[Dataset rows of page text]

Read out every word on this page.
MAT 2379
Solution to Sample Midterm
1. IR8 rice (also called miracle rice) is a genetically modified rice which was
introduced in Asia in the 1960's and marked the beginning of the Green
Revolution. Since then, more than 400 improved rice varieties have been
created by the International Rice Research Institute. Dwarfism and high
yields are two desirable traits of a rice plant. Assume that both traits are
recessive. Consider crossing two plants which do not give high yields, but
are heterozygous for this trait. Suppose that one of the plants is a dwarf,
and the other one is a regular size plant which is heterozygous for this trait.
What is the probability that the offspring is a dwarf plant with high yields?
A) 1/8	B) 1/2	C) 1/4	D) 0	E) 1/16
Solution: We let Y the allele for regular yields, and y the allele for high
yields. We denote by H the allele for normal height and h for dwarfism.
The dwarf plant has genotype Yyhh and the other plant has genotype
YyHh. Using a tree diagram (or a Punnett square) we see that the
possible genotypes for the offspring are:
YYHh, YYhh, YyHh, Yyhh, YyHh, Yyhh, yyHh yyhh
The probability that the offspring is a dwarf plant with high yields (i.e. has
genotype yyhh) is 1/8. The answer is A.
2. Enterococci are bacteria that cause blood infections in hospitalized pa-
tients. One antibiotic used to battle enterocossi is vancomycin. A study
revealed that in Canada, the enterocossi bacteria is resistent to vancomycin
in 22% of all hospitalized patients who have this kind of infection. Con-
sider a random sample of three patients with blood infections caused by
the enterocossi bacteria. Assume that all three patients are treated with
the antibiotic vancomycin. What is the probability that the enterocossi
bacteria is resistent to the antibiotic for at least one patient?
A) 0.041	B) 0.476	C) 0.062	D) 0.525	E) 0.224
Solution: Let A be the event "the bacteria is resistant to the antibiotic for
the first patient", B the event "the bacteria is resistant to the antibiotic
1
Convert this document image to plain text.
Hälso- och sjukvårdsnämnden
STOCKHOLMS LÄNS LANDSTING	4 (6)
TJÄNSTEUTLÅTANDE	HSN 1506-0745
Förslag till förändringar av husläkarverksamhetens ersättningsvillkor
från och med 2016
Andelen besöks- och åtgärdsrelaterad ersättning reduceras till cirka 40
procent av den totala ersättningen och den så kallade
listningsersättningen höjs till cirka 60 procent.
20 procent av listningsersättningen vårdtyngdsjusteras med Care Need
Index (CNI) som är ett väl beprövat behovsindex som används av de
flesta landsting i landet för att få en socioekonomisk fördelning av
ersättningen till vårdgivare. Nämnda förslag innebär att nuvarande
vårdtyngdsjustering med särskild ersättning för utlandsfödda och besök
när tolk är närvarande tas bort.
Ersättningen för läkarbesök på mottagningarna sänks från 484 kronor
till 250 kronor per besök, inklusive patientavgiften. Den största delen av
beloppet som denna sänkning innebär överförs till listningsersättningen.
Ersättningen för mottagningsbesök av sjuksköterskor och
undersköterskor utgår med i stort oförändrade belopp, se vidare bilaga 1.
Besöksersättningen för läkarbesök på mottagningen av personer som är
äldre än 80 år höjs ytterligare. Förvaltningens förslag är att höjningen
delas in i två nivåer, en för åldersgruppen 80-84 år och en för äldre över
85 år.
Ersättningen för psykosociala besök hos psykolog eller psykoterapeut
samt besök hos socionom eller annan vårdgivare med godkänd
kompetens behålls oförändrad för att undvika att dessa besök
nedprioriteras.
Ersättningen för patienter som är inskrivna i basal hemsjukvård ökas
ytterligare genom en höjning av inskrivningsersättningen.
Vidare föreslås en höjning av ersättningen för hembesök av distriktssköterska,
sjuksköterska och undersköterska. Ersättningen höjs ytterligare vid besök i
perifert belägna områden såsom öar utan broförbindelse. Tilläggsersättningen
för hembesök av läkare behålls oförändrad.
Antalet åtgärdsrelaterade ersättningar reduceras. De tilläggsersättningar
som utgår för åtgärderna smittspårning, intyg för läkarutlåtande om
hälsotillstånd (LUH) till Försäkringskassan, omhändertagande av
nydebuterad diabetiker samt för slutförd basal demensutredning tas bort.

EXERCISE DESCRIPTION: Print the entries once more, identical in every line.

REPLY TO THE TASK:
Read out every word on this page.
MAT 2379
Solution to Sample Midterm
1. IR8 rice (also called miracle rice) is a genetically modified rice which was
introduced in Asia in the 1960's and marked the beginning of the Green
Revolution. Since then, more than 400 improved rice varieties have been
created by the International Rice Research Institute. Dwarfism and high
yields are two desirable traits of a rice plant. Assume that both traits are
recessive. Consider crossing two plants which do not give high yields, but
are heterozygous for this trait. Suppose that one of the plants is a dwarf,
and the other one is a regular size plant which is heterozygous for this trait.
What is the probability that the offspring is a dwarf plant with high yields?
A) 1/8	B) 1/2	C) 1/4	D) 0	E) 1/16
Solution: We let Y the allele for regular yields, and y the allele for high
yields. We denote by H the allele for normal height and h for dwarfism.
The dwarf plant has genotype Yyhh and the other plant has genotype
YyHh. Using a tree diagram (or a Punnett square) we see that the
possible genotypes for the offspring are:
YYHh, YYhh, YyHh, Yyhh, YyHh, Yyhh, yyHh yyhh
The probability that the offspring is a dwarf plant with high yields (i.e. has
genotype yyhh) is 1/8. The answer is A.
2. Enterococci are bacteria that cause blood infections in hospitalized pa-
tients. One antibiotic used to battle enterocossi is vancomycin. A study
revealed that in Canada, the enterocossi bacteria is resistent to vancomycin
in 22% of all hospitalized patients who have this kind of infection. Con-
sider a random sample of three patients with blood infections caused by
the enterocossi bacteria. Assume that all three patients are treated with
the antibiotic vancomycin. What is the probability that the enterocossi
bacteria is resistent to the antibiotic for at least one patient?
A) 0.041	B) 0.476	C) 0.062	D) 0.525	E) 0.224
Solution: Let A be the event "the bacteria is resistant to the antibiotic for
the first patient", B the event "the bacteria is resistant to the antibiotic
1
Convert this document image to plain text.
Hälso- och sjukvårdsnämnden
STOCKHOLMS LÄNS LANDSTING	4 (6)
TJÄNSTEUTLÅTANDE	HSN 1506-0745
Förslag till förändringar av husläkarverksamhetens ersättningsvillkor
från och med 2016
Andelen besöks- och åtgärdsrelaterad ersättning reduceras till cirka 40
procent av den totala ersättningen och den så kallade
listningsersättningen höjs till cirka 60 procent.
20 procent av listningsersättningen vårdtyngdsjusteras med Care Need
Index (CNI) som är ett väl beprövat behovsindex som används av de
flesta landsting i landet för att få en socioekonomisk fördelning av
ersättningen till vårdgivare. Nämnda förslag innebär att nuvarande
vårdtyngdsjustering med särskild ersättning för utlandsfödda och besök
när tolk är närvarande tas bort.
Ersättningen för läkarbesök på mottagningarna sänks från 484 kronor
till 250 kronor per besök, inklusive patientavgiften. Den största delen av
beloppet som denna sänkning innebär överförs till listningsersättningen.
Ersättningen för mottagningsbesök av sjuksköterskor och
undersköterskor utgår med i stort oförändrade belopp, se vidare bilaga 1.
Besöksersättningen för läkarbesök på mottagningen av personer som är
äldre än 80 år höjs ytterligare. Förvaltningens förslag är att höjningen
delas in i två nivåer, en för åldersgruppen 80-84 år och en för äldre över
85 år.
Ersättningen för psykosociala besök hos psykolog eller psykoterapeut
samt besök hos socionom eller annan vårdgivare med godkänd
kompetens behålls oförändrad för att undvika att dessa besök
nedprioriteras.
Ersättningen för patienter som är inskrivna i basal hemsjukvård ökas
ytterligare genom en höjning av inskrivningsersättningen.
Vidare föreslås en höjning av ersättningen för hembesök av distriktssköterska,
sjuksköterska och undersköterska. Ersättningen höjs ytterligare vid besök i
perifert belägna områden såsom öar utan broförbindelse. Tilläggsersättningen
för hembesök av läkare behålls oförändrad.
Antalet åtgärdsrelaterade ersättningar reduceras. De tilläggsersättningar
som utgår för åtgärderna smittspårning, intyg för läkarutlåtande om
hälsotillstånd (LUH) till Försäkringskassan, omhändertagande av
nydebuterad diabetiker samt för slutförd basal demensutredning tas bort.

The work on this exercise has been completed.